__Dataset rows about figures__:
= = = =

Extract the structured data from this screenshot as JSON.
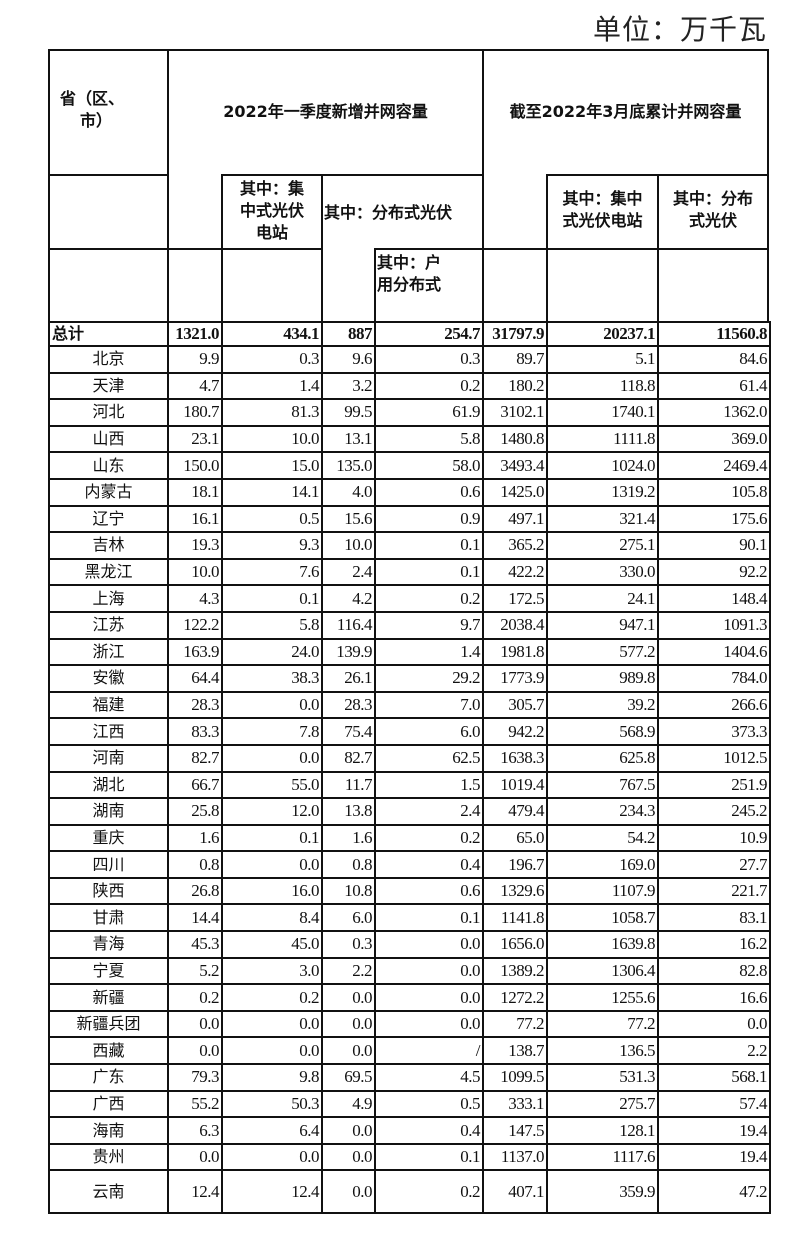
{
  "unit_label": "单位：万千瓦",
  "header": {
    "province": [
      "省（区、",
      "市）"
    ],
    "q1_new": "2022年一季度新增并网容量",
    "cumulative": "截至2022年3月底累计并网容量",
    "q1_centralized": [
      "其中：集",
      "中式光伏",
      "电站"
    ],
    "q1_distributed": "其中：分布式光伏",
    "q1_household": [
      "其中：户",
      "用分布式"
    ],
    "cum_centralized": [
      "其中：集中",
      "式光伏电站"
    ],
    "cum_distributed": [
      "其中：分布",
      "式光伏"
    ]
  },
  "total": [
    "总计",
    "1321.0",
    "434.1",
    "887",
    "254.7",
    "31797.9",
    "20237.1",
    "11560.8"
  ],
  "rows": [
    [
      "北京",
      "9.9",
      "0.3",
      "9.6",
      "0.3",
      "89.7",
      "5.1",
      "84.6"
    ],
    [
      "天津",
      "4.7",
      "1.4",
      "3.2",
      "0.2",
      "180.2",
      "118.8",
      "61.4"
    ],
    [
      "河北",
      "180.7",
      "81.3",
      "99.5",
      "61.9",
      "3102.1",
      "1740.1",
      "1362.0"
    ],
    [
      "山西",
      "23.1",
      "10.0",
      "13.1",
      "5.8",
      "1480.8",
      "1111.8",
      "369.0"
    ],
    [
      "山东",
      "150.0",
      "15.0",
      "135.0",
      "58.0",
      "3493.4",
      "1024.0",
      "2469.4"
    ],
    [
      "内蒙古",
      "18.1",
      "14.1",
      "4.0",
      "0.6",
      "1425.0",
      "1319.2",
      "105.8"
    ],
    [
      "辽宁",
      "16.1",
      "0.5",
      "15.6",
      "0.9",
      "497.1",
      "321.4",
      "175.6"
    ],
    [
      "吉林",
      "19.3",
      "9.3",
      "10.0",
      "0.1",
      "365.2",
      "275.1",
      "90.1"
    ],
    [
      "黑龙江",
      "10.0",
      "7.6",
      "2.4",
      "0.1",
      "422.2",
      "330.0",
      "92.2"
    ],
    [
      "上海",
      "4.3",
      "0.1",
      "4.2",
      "0.2",
      "172.5",
      "24.1",
      "148.4"
    ],
    [
      "江苏",
      "122.2",
      "5.8",
      "116.4",
      "9.7",
      "2038.4",
      "947.1",
      "1091.3"
    ],
    [
      "浙江",
      "163.9",
      "24.0",
      "139.9",
      "1.4",
      "1981.8",
      "577.2",
      "1404.6"
    ],
    [
      "安徽",
      "64.4",
      "38.3",
      "26.1",
      "29.2",
      "1773.9",
      "989.8",
      "784.0"
    ],
    [
      "福建",
      "28.3",
      "0.0",
      "28.3",
      "7.0",
      "305.7",
      "39.2",
      "266.6"
    ],
    [
      "江西",
      "83.3",
      "7.8",
      "75.4",
      "6.0",
      "942.2",
      "568.9",
      "373.3"
    ],
    [
      "河南",
      "82.7",
      "0.0",
      "82.7",
      "62.5",
      "1638.3",
      "625.8",
      "1012.5"
    ],
    [
      "湖北",
      "66.7",
      "55.0",
      "11.7",
      "1.5",
      "1019.4",
      "767.5",
      "251.9"
    ],
    [
      "湖南",
      "25.8",
      "12.0",
      "13.8",
      "2.4",
      "479.4",
      "234.3",
      "245.2"
    ],
    [
      "重庆",
      "1.6",
      "0.1",
      "1.6",
      "0.2",
      "65.0",
      "54.2",
      "10.9"
    ],
    [
      "四川",
      "0.8",
      "0.0",
      "0.8",
      "0.4",
      "196.7",
      "169.0",
      "27.7"
    ],
    [
      "陕西",
      "26.8",
      "16.0",
      "10.8",
      "0.6",
      "1329.6",
      "1107.9",
      "221.7"
    ],
    [
      "甘肃",
      "14.4",
      "8.4",
      "6.0",
      "0.1",
      "1141.8",
      "1058.7",
      "83.1"
    ],
    [
      "青海",
      "45.3",
      "45.0",
      "0.3",
      "0.0",
      "1656.0",
      "1639.8",
      "16.2"
    ],
    [
      "宁夏",
      "5.2",
      "3.0",
      "2.2",
      "0.0",
      "1389.2",
      "1306.4",
      "82.8"
    ],
    [
      "新疆",
      "0.2",
      "0.2",
      "0.0",
      "0.0",
      "1272.2",
      "1255.6",
      "16.6"
    ],
    [
      "新疆兵团",
      "0.0",
      "0.0",
      "0.0",
      "0.0",
      "77.2",
      "77.2",
      "0.0"
    ],
    [
      "西藏",
      "0.0",
      "0.0",
      "0.0",
      "/",
      "138.7",
      "136.5",
      "2.2"
    ],
    [
      "广东",
      "79.3",
      "9.8",
      "69.5",
      "4.5",
      "1099.5",
      "531.3",
      "568.1"
    ],
    [
      "广西",
      "55.2",
      "50.3",
      "4.9",
      "0.5",
      "333.1",
      "275.7",
      "57.4"
    ],
    [
      "海南",
      "6.3",
      "6.4",
      "0.0",
      "0.4",
      "147.5",
      "128.1",
      "19.4"
    ],
    [
      "贵州",
      "0.0",
      "0.0",
      "0.0",
      "0.1",
      "1137.0",
      "1117.6",
      "19.4"
    ],
    [
      "云南",
      "12.4",
      "12.4",
      "0.0",
      "0.2",
      "407.1",
      "359.9",
      "47.2"
    ]
  ]
}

= = = =

__Goal of the exercise__: Repeat all of the entries word for word, but omit the pictures.

__Solution for this exercise__:
Extract the structured data from this screenshot as JSON.
{
  "unit_label": "单位：万千瓦",
  "header": {
    "province": [
      "省（区、",
      "市）"
    ],
    "q1_new": "2022年一季度新增并网容量",
    "cumulative": "截至2022年3月底累计并网容量",
    "q1_centralized": [
      "其中：集",
      "中式光伏",
      "电站"
    ],
    "q1_distributed": "其中：分布式光伏",
    "q1_household": [
      "其中：户",
      "用分布式"
    ],
    "cum_centralized": [
      "其中：集中",
      "式光伏电站"
    ],
    "cum_distributed": [
      "其中：分布",
      "式光伏"
    ]
  },
  "total": [
    "总计",
    "1321.0",
    "434.1",
    "887",
    "254.7",
    "31797.9",
    "20237.1",
    "11560.8"
  ],
  "rows": [
    [
      "北京",
      "9.9",
      "0.3",
      "9.6",
      "0.3",
      "89.7",
      "5.1",
      "84.6"
    ],
    [
      "天津",
      "4.7",
      "1.4",
      "3.2",
      "0.2",
      "180.2",
      "118.8",
      "61.4"
    ],
    [
      "河北",
      "180.7",
      "81.3",
      "99.5",
      "61.9",
      "3102.1",
      "1740.1",
      "1362.0"
    ],
    [
      "山西",
      "23.1",
      "10.0",
      "13.1",
      "5.8",
      "1480.8",
      "1111.8",
      "369.0"
    ],
    [
      "山东",
      "150.0",
      "15.0",
      "135.0",
      "58.0",
      "3493.4",
      "1024.0",
      "2469.4"
    ],
    [
      "内蒙古",
      "18.1",
      "14.1",
      "4.0",
      "0.6",
      "1425.0",
      "1319.2",
      "105.8"
    ],
    [
      "辽宁",
      "16.1",
      "0.5",
      "15.6",
      "0.9",
      "497.1",
      "321.4",
      "175.6"
    ],
    [
      "吉林",
      "19.3",
      "9.3",
      "10.0",
      "0.1",
      "365.2",
      "275.1",
      "90.1"
    ],
    [
      "黑龙江",
      "10.0",
      "7.6",
      "2.4",
      "0.1",
      "422.2",
      "330.0",
      "92.2"
    ],
    [
      "上海",
      "4.3",
      "0.1",
      "4.2",
      "0.2",
      "172.5",
      "24.1",
      "148.4"
    ],
    [
      "江苏",
      "122.2",
      "5.8",
      "116.4",
      "9.7",
      "2038.4",
      "947.1",
      "1091.3"
    ],
    [
      "浙江",
      "163.9",
      "24.0",
      "139.9",
      "1.4",
      "1981.8",
      "577.2",
      "1404.6"
    ],
    [
      "安徽",
      "64.4",
      "38.3",
      "26.1",
      "29.2",
      "1773.9",
      "989.8",
      "784.0"
    ],
    [
      "福建",
      "28.3",
      "0.0",
      "28.3",
      "7.0",
      "305.7",
      "39.2",
      "266.6"
    ],
    [
      "江西",
      "83.3",
      "7.8",
      "75.4",
      "6.0",
      "942.2",
      "568.9",
      "373.3"
    ],
    [
      "河南",
      "82.7",
      "0.0",
      "82.7",
      "62.5",
      "1638.3",
      "625.8",
      "1012.5"
    ],
    [
      "湖北",
      "66.7",
      "55.0",
      "11.7",
      "1.5",
      "1019.4",
      "767.5",
      "251.9"
    ],
    [
      "湖南",
      "25.8",
      "12.0",
      "13.8",
      "2.4",
      "479.4",
      "234.3",
      "245.2"
    ],
    [
      "重庆",
      "1.6",
      "0.1",
      "1.6",
      "0.2",
      "65.0",
      "54.2",
      "10.9"
    ],
    [
      "四川",
      "0.8",
      "0.0",
      "0.8",
      "0.4",
      "196.7",
      "169.0",
      "27.7"
    ],
    [
      "陕西",
      "26.8",
      "16.0",
      "10.8",
      "0.6",
      "1329.6",
      "1107.9",
      "221.7"
    ],
    [
      "甘肃",
      "14.4",
      "8.4",
      "6.0",
      "0.1",
      "1141.8",
      "1058.7",
      "83.1"
    ],
    [
      "青海",
      "45.3",
      "45.0",
      "0.3",
      "0.0",
      "1656.0",
      "1639.8",
      "16.2"
    ],
    [
      "宁夏",
      "5.2",
      "3.0",
      "2.2",
      "0.0",
      "1389.2",
      "1306.4",
      "82.8"
    ],
    [
      "新疆",
      "0.2",
      "0.2",
      "0.0",
      "0.0",
      "1272.2",
      "1255.6",
      "16.6"
    ],
    [
      "新疆兵团",
      "0.0",
      "0.0",
      "0.0",
      "0.0",
      "77.2",
      "77.2",
      "0.0"
    ],
    [
      "西藏",
      "0.0",
      "0.0",
      "0.0",
      "/",
      "138.7",
      "136.5",
      "2.2"
    ],
    [
      "广东",
      "79.3",
      "9.8",
      "69.5",
      "4.5",
      "1099.5",
      "531.3",
      "568.1"
    ],
    [
      "广西",
      "55.2",
      "50.3",
      "4.9",
      "0.5",
      "333.1",
      "275.7",
      "57.4"
    ],
    [
      "海南",
      "6.3",
      "6.4",
      "0.0",
      "0.4",
      "147.5",
      "128.1",
      "19.4"
    ],
    [
      "贵州",
      "0.0",
      "0.0",
      "0.0",
      "0.1",
      "1137.0",
      "1117.6",
      "19.4"
    ],
    [
      "云南",
      "12.4",
      "12.4",
      "0.0",
      "0.2",
      "407.1",
      "359.9",
      "47.2"
    ]
  ]
}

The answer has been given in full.